EXERCISE: Below is a listing; copy all of it exactly.

+++ EXTRACTED INFORMATION

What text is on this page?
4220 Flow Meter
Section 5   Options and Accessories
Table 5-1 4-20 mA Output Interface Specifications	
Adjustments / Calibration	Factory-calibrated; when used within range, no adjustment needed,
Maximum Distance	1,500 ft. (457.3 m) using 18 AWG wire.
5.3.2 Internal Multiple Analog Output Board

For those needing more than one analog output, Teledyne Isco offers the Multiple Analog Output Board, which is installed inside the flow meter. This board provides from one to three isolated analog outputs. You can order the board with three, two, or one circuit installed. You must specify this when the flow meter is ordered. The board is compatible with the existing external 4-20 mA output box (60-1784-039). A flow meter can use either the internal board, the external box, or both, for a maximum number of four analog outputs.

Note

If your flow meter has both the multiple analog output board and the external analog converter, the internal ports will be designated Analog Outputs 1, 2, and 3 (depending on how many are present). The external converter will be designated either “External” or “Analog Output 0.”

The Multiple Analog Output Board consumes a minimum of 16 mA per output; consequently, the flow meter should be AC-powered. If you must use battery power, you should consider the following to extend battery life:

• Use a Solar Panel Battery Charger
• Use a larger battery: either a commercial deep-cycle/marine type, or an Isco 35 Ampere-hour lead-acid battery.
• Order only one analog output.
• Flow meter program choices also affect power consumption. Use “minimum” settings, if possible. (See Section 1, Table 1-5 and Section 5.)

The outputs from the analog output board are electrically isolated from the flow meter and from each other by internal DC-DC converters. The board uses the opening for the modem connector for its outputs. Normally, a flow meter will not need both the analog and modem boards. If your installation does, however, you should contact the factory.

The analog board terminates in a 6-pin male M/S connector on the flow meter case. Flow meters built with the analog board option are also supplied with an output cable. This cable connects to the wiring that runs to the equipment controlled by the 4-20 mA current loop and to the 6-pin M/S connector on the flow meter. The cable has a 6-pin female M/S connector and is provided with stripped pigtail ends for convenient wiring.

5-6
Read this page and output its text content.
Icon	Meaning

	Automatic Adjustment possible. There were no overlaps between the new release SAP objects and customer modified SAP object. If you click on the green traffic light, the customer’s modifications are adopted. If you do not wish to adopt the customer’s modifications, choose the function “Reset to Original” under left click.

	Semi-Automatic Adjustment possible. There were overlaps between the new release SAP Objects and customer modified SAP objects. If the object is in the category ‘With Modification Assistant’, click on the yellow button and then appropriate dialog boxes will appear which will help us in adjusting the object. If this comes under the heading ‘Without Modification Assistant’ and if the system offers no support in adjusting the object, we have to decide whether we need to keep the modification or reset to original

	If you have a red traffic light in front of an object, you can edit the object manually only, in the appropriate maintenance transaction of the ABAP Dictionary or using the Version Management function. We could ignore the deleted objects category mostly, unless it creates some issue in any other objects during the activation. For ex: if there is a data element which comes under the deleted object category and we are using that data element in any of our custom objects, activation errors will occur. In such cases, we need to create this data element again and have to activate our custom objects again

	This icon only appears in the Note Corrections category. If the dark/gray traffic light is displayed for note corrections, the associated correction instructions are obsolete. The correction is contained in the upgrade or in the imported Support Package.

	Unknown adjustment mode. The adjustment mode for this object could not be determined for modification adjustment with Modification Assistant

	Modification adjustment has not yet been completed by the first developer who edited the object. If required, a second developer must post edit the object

++++++

TASK OUTPUT:
What text is on this page?
4220 Flow Meter
Section 5   Options and Accessories
Table 5-1 4-20 mA Output Interface Specifications	
Adjustments / Calibration	Factory-calibrated; when used within range, no adjustment needed,
Maximum Distance	1,500 ft. (457.3 m) using 18 AWG wire.
5.3.2 Internal Multiple Analog Output Board

For those needing more than one analog output, Teledyne Isco offers the Multiple Analog Output Board, which is installed inside the flow meter. This board provides from one to three isolated analog outputs. You can order the board with three, two, or one circuit installed. You must specify this when the flow meter is ordered. The board is compatible with the existing external 4-20 mA output box (60-1784-039). A flow meter can use either the internal board, the external box, or both, for a maximum number of four analog outputs.

Note

If your flow meter has both the multiple analog output board and the external analog converter, the internal ports will be designated Analog Outputs 1, 2, and 3 (depending on how many are present). The external converter will be designated either “External” or “Analog Output 0.”

The Multiple Analog Output Board consumes a minimum of 16 mA per output; consequently, the flow meter should be AC-powered. If you must use battery power, you should consider the following to extend battery life:

• Use a Solar Panel Battery Charger
• Use a larger battery: either a commercial deep-cycle/marine type, or an Isco 35 Ampere-hour lead-acid battery.
• Order only one analog output.
• Flow meter program choices also affect power consumption. Use “minimum” settings, if possible. (See Section 1, Table 1-5 and Section 5.)

The outputs from the analog output board are electrically isolated from the flow meter and from each other by internal DC-DC converters. The board uses the opening for the modem connector for its outputs. Normally, a flow meter will not need both the analog and modem boards. If your installation does, however, you should contact the factory.

The analog board terminates in a 6-pin male M/S connector on the flow meter case. Flow meters built with the analog board option are also supplied with an output cable. This cable connects to the wiring that runs to the equipment controlled by the 4-20 mA current loop and to the 6-pin M/S connector on the flow meter. The cable has a 6-pin female M/S connector and is provided with stripped pigtail ends for convenient wiring.

5-6
Read this page and output its text content.
Icon	Meaning

	Automatic Adjustment possible. There were no overlaps between the new release SAP objects and customer modified SAP object. If you click on the green traffic light, the customer’s modifications are adopted. If you do not wish to adopt the customer’s modifications, choose the function “Reset to Original” under left click.

	Semi-Automatic Adjustment possible. There were overlaps between the new release SAP Objects and customer modified SAP objects. If the object is in the category ‘With Modification Assistant’, click on the yellow button and then appropriate dialog boxes will appear which will help us in adjusting the object. If this comes under the heading ‘Without Modification Assistant’ and if the system offers no support in adjusting the object, we have to decide whether we need to keep the modification or reset to original

	If you have a red traffic light in front of an object, you can edit the object manually only, in the appropriate maintenance transaction of the ABAP Dictionary or using the Version Management function. We could ignore the deleted objects category mostly, unless it creates some issue in any other objects during the activation. For ex: if there is a data element which comes under the deleted object category and we are using that data element in any of our custom objects, activation errors will occur. In such cases, we need to create this data element again and have to activate our custom objects again

	This icon only appears in the Note Corrections category. If the dark/gray traffic light is displayed for note corrections, the associated correction instructions are obsolete. The correction is contained in the upgrade or in the imported Support Package.

	Unknown adjustment mode. The adjustment mode for this object could not be determined for modification adjustment with Modification Assistant

	Modification adjustment has not yet been completed by the first developer who edited the object. If required, a second developer must post edit the object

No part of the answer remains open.